• [JOB]
Return all lines in the material below that contain "PARK".

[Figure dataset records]
___

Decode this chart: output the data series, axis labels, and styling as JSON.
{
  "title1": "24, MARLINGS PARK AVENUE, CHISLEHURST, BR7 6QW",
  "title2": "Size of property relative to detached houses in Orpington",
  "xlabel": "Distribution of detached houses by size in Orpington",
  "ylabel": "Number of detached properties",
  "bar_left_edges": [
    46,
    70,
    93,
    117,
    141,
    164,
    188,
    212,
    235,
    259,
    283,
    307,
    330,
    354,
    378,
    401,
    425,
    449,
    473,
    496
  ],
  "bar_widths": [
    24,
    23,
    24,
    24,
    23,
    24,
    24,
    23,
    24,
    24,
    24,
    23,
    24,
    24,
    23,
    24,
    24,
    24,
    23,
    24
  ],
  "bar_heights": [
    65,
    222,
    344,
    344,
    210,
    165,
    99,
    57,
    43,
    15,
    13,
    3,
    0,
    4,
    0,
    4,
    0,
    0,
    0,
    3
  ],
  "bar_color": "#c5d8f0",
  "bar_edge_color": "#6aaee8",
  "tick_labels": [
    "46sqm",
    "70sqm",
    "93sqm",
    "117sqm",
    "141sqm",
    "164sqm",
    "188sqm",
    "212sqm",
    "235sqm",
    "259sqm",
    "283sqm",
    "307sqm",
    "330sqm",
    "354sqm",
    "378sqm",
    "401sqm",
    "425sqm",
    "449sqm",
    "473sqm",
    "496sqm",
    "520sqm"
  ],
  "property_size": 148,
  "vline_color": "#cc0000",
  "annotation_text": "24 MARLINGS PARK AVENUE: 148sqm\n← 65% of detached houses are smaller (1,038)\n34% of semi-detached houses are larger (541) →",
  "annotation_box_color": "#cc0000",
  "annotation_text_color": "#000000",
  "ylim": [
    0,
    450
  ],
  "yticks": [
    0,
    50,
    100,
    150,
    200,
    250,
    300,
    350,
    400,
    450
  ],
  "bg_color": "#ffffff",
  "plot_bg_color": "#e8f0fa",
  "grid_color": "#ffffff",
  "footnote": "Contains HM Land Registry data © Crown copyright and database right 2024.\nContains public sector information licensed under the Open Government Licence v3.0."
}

___

• [EXERCISE OUTPUT]
  "title1": "24, MARLINGS PARK AVENUE, CHISLEHURST, BR7 6QW",
  "annotation_text": "24 MARLINGS PARK AVENUE: 148sqm\n← 65% of detached houses are smaller (1,038)\n34% of semi-detached houses are larger (541) →",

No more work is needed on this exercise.